• **SET TASK**
Set each record down exactly, excluding all images.
══════
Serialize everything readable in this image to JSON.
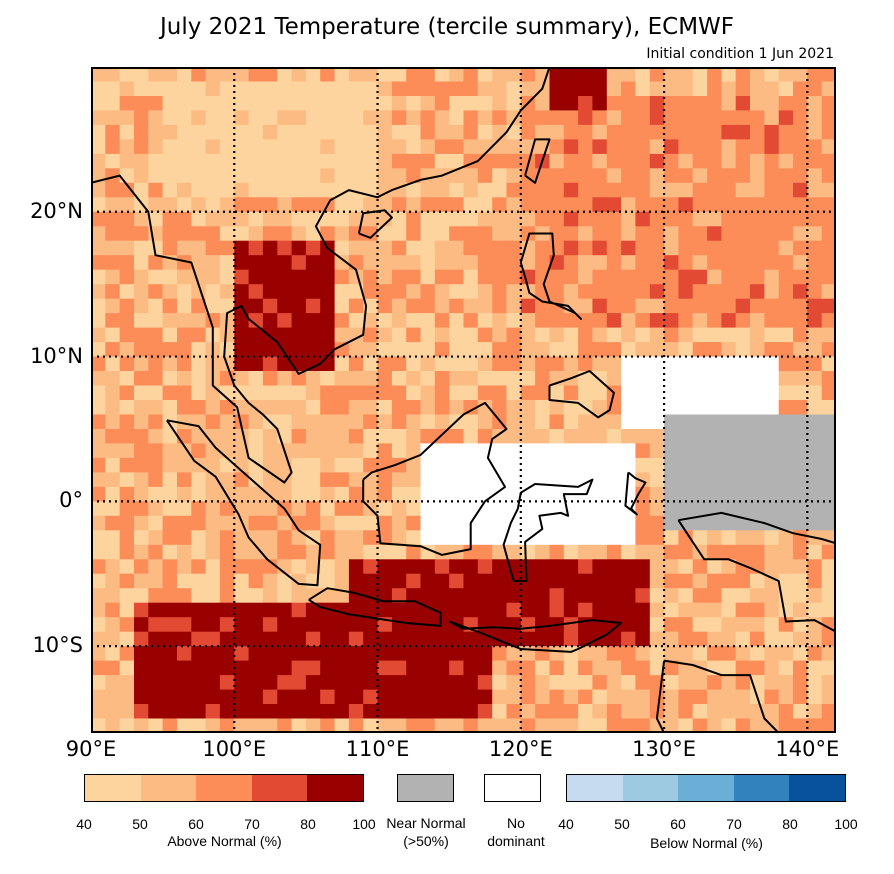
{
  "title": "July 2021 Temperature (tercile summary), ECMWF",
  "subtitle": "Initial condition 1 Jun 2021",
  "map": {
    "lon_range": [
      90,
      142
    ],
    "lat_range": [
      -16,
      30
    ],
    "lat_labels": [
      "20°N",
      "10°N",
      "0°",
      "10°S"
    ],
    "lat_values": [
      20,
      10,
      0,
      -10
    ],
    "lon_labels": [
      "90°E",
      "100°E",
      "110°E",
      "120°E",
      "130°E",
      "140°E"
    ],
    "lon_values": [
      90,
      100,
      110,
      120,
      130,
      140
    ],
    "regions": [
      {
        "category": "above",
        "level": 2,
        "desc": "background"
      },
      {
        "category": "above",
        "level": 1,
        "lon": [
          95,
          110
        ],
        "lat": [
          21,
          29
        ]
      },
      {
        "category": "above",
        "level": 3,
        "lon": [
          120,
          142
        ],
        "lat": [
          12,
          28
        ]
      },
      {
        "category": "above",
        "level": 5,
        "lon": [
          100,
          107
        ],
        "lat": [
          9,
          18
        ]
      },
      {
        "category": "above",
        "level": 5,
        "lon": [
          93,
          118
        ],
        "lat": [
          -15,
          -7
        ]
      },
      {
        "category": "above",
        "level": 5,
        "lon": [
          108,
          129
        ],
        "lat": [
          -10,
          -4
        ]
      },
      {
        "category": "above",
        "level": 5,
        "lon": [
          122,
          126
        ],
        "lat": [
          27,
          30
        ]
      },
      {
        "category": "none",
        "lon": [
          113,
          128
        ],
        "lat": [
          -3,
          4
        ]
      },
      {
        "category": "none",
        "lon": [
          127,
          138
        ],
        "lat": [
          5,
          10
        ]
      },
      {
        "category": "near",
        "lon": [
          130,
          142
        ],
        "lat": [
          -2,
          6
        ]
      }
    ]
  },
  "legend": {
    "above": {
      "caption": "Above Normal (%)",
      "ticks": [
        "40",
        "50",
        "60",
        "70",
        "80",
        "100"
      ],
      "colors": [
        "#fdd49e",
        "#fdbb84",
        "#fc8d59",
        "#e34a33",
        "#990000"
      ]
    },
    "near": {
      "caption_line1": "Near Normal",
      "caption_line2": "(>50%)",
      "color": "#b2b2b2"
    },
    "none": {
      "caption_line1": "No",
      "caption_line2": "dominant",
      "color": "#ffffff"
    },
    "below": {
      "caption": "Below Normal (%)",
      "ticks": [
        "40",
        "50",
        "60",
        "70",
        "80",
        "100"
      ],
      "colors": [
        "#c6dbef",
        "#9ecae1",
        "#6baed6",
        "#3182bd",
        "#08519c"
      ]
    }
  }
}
══════
• **RESULT OF THIS TASK**
Serialize everything readable in this image to JSON.
{
  "title": "July 2021 Temperature (tercile summary), ECMWF",
  "subtitle": "Initial condition 1 Jun 2021",
  "map": {
    "lon_range": [
      90,
      142
    ],
    "lat_range": [
      -16,
      30
    ],
    "lat_labels": [
      "20°N",
      "10°N",
      "0°",
      "10°S"
    ],
    "lat_values": [
      20,
      10,
      0,
      -10
    ],
    "lon_labels": [
      "90°E",
      "100°E",
      "110°E",
      "120°E",
      "130°E",
      "140°E"
    ],
    "lon_values": [
      90,
      100,
      110,
      120,
      130,
      140
    ],
    "regions": [
      {
        "category": "above",
        "level": 2,
        "desc": "background"
      },
      {
        "category": "above",
        "level": 1,
        "lon": [
          95,
          110
        ],
        "lat": [
          21,
          29
        ]
      },
      {
        "category": "above",
        "level": 3,
        "lon": [
          120,
          142
        ],
        "lat": [
          12,
          28
        ]
      },
      {
        "category": "above",
        "level": 5,
        "lon": [
          100,
          107
        ],
        "lat": [
          9,
          18
        ]
      },
      {
        "category": "above",
        "level": 5,
        "lon": [
          93,
          118
        ],
        "lat": [
          -15,
          -7
        ]
      },
      {
        "category": "above",
        "level": 5,
        "lon": [
          108,
          129
        ],
        "lat": [
          -10,
          -4
        ]
      },
      {
        "category": "above",
        "level": 5,
        "lon": [
          122,
          126
        ],
        "lat": [
          27,
          30
        ]
      },
      {
        "category": "none",
        "lon": [
          113,
          128
        ],
        "lat": [
          -3,
          4
        ]
      },
      {
        "category": "none",
        "lon": [
          127,
          138
        ],
        "lat": [
          5,
          10
        ]
      },
      {
        "category": "near",
        "lon": [
          130,
          142
        ],
        "lat": [
          -2,
          6
        ]
      }
    ]
  },
  "legend": {
    "above": {
      "caption": "Above Normal (%)",
      "ticks": [
        "40",
        "50",
        "60",
        "70",
        "80",
        "100"
      ],
      "colors": [
        "#fdd49e",
        "#fdbb84",
        "#fc8d59",
        "#e34a33",
        "#990000"
      ]
    },
    "near": {
      "caption_line1": "Near Normal",
      "caption_line2": "(>50%)",
      "color": "#b2b2b2"
    },
    "none": {
      "caption_line1": "No",
      "caption_line2": "dominant",
      "color": "#ffffff"
    },
    "below": {
      "caption": "Below Normal (%)",
      "ticks": [
        "40",
        "50",
        "60",
        "70",
        "80",
        "100"
      ],
      "colors": [
        "#c6dbef",
        "#9ecae1",
        "#6baed6",
        "#3182bd",
        "#08519c"
      ]
    }
  }
}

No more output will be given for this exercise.